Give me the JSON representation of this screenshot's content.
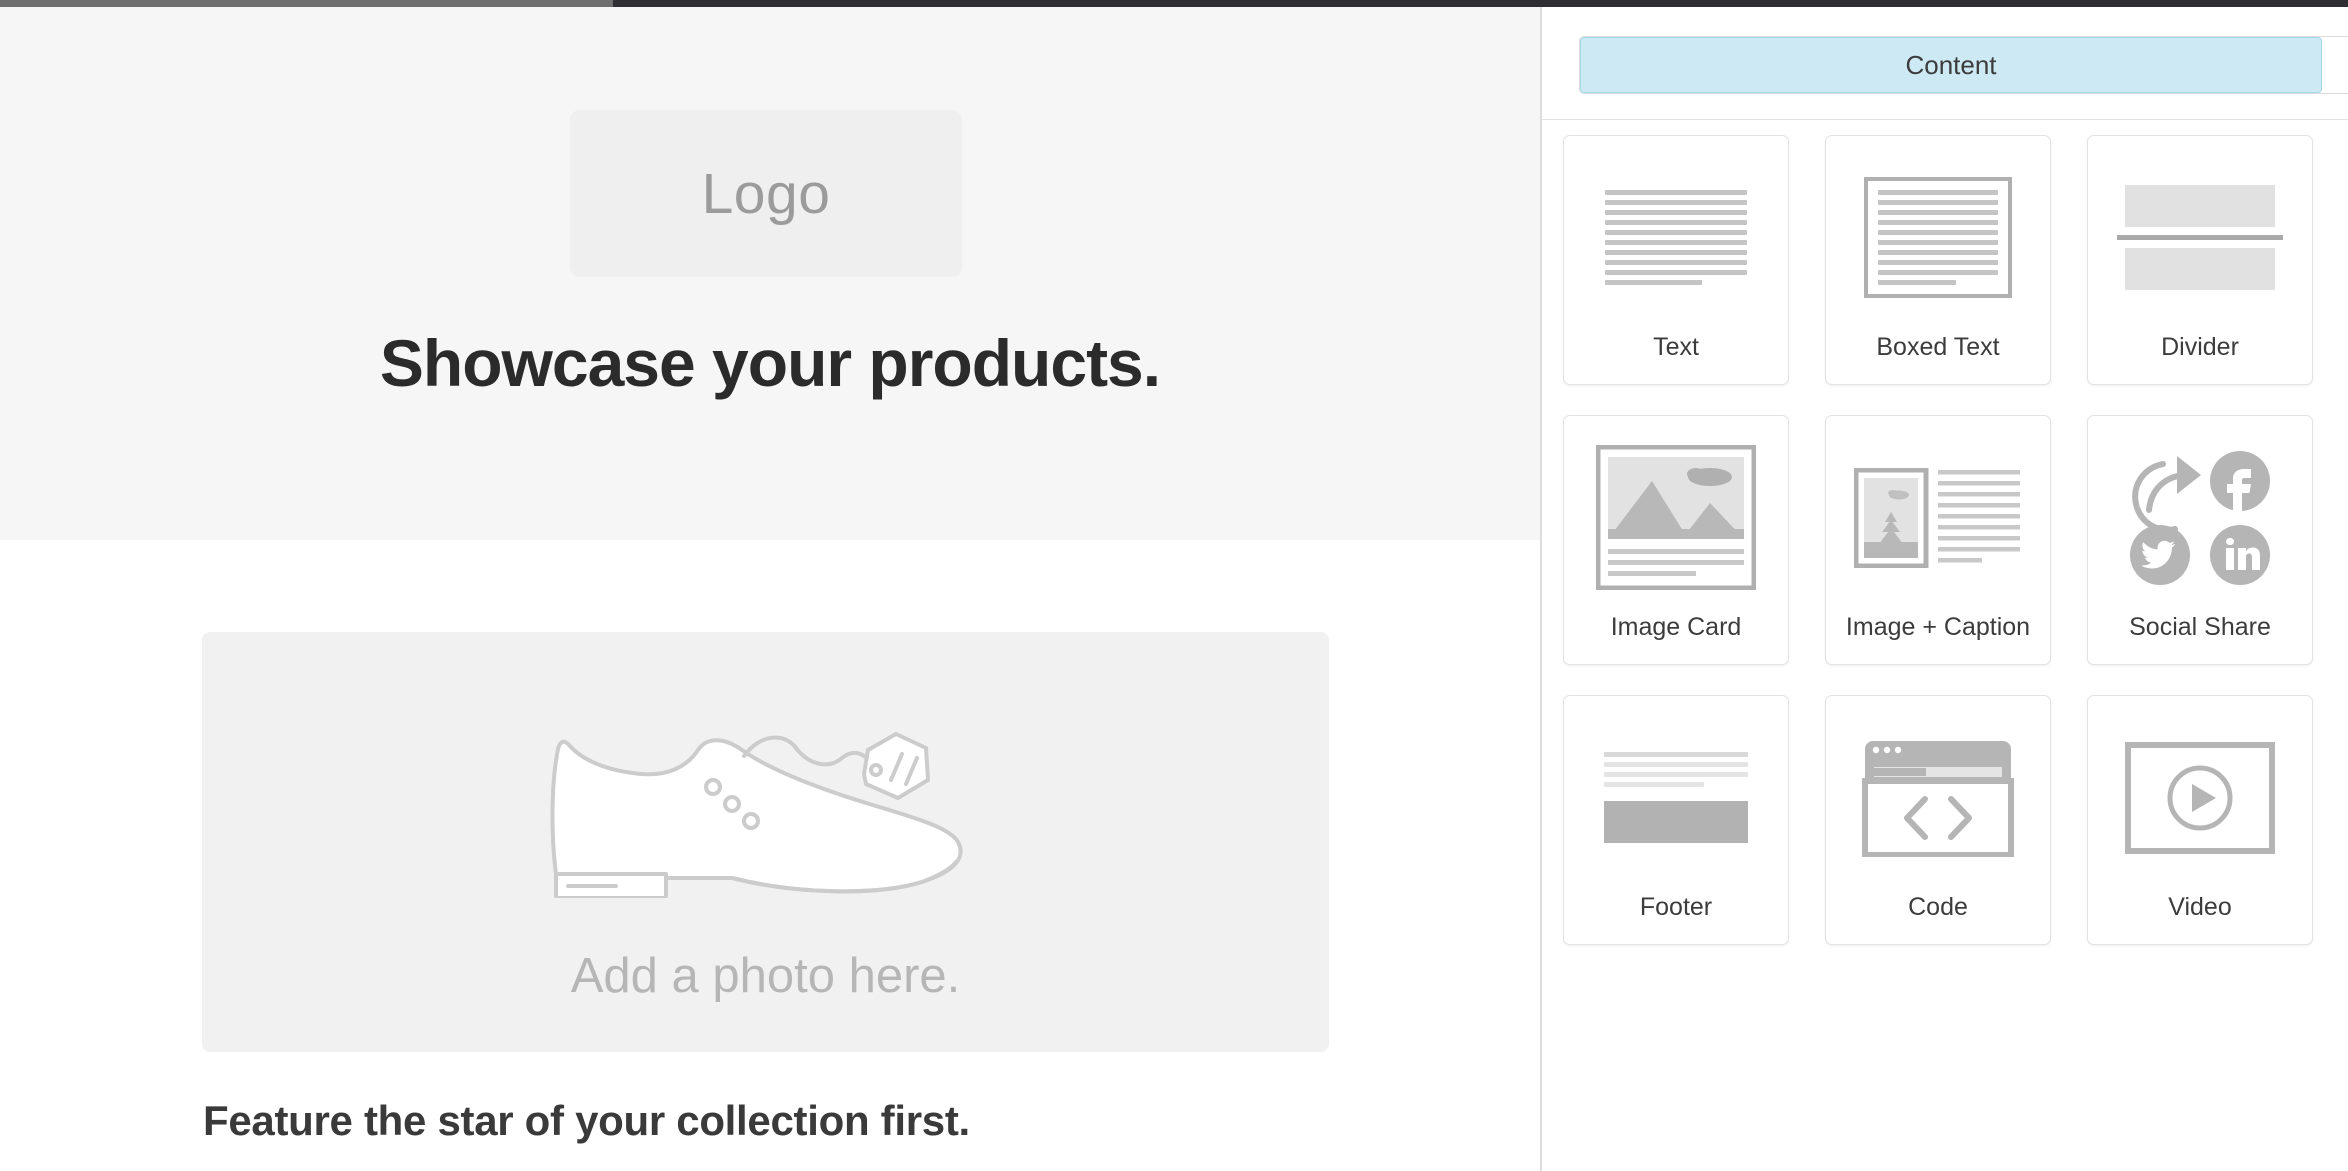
{
  "preview": {
    "logo_placeholder": "Logo",
    "hero_headline": "Showcase your products.",
    "photo_cta": "Add a photo here.",
    "feature_headline": "Feature the star of your collection first.",
    "shoe_illustration_icon": "dress-shoe-illustration",
    "hero_background": "#f6f6f6",
    "photo_block_background": "#f1f1f1"
  },
  "sidebar": {
    "tabs": [
      {
        "label": "Content",
        "active": true
      },
      {
        "label": "",
        "active": false
      }
    ],
    "active_tab_color": "#cdeaf4",
    "blocks": [
      {
        "label": "Text",
        "icon": "text-lines-icon"
      },
      {
        "label": "Boxed Text",
        "icon": "boxed-text-icon"
      },
      {
        "label": "Divider",
        "icon": "divider-icon"
      },
      {
        "label": "Image Card",
        "icon": "image-card-icon"
      },
      {
        "label": "Image + Caption",
        "icon": "image-caption-icon"
      },
      {
        "label": "Social Share",
        "icon": "social-share-icon"
      },
      {
        "label": "Footer",
        "icon": "footer-icon"
      },
      {
        "label": "Code",
        "icon": "code-window-icon"
      },
      {
        "label": "Video",
        "icon": "video-play-icon"
      }
    ]
  }
}
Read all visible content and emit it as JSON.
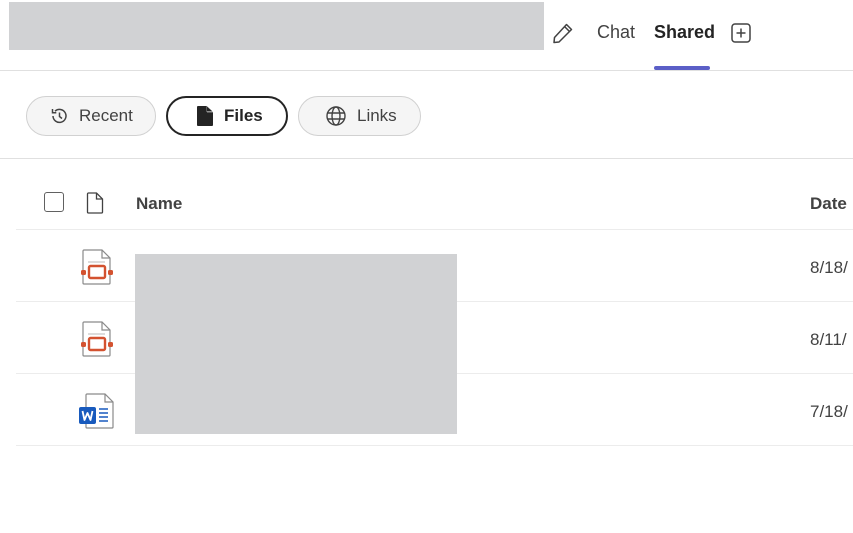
{
  "header": {
    "tabs": [
      {
        "label": "Chat",
        "active": false
      },
      {
        "label": "Shared",
        "active": true
      }
    ],
    "accent_color": "#5b5fc7"
  },
  "filters": [
    {
      "label": "Recent",
      "icon": "history-icon",
      "selected": false
    },
    {
      "label": "Files",
      "icon": "file-icon",
      "selected": true
    },
    {
      "label": "Links",
      "icon": "globe-icon",
      "selected": false
    }
  ],
  "table": {
    "columns": {
      "name": "Name",
      "date": "Date"
    },
    "rows": [
      {
        "type": "powerpoint",
        "icon": "powerpoint-file-icon",
        "name": "",
        "date": "8/18/"
      },
      {
        "type": "powerpoint",
        "icon": "powerpoint-file-icon",
        "name": "",
        "date": "8/11/"
      },
      {
        "type": "word",
        "icon": "word-file-icon",
        "name": "",
        "date": "7/18/"
      }
    ]
  }
}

......

# Directions for this task
Pictures are not part of the copy; reproduce exactly and only the lines from the line containing "Read all visible content and emit it as JSON." through the end of the listing.

# Written solution
Read all visible content and emit it as JSON.
{
  "header": {
    "tabs": [
      {
        "label": "Chat",
        "active": false
      },
      {
        "label": "Shared",
        "active": true
      }
    ],
    "accent_color": "#5b5fc7"
  },
  "filters": [
    {
      "label": "Recent",
      "icon": "history-icon",
      "selected": false
    },
    {
      "label": "Files",
      "icon": "file-icon",
      "selected": true
    },
    {
      "label": "Links",
      "icon": "globe-icon",
      "selected": false
    }
  ],
  "table": {
    "columns": {
      "name": "Name",
      "date": "Date"
    },
    "rows": [
      {
        "type": "powerpoint",
        "icon": "powerpoint-file-icon",
        "name": "",
        "date": "8/18/"
      },
      {
        "type": "powerpoint",
        "icon": "powerpoint-file-icon",
        "name": "",
        "date": "8/11/"
      },
      {
        "type": "word",
        "icon": "word-file-icon",
        "name": "",
        "date": "7/18/"
      }
    ]
  }
}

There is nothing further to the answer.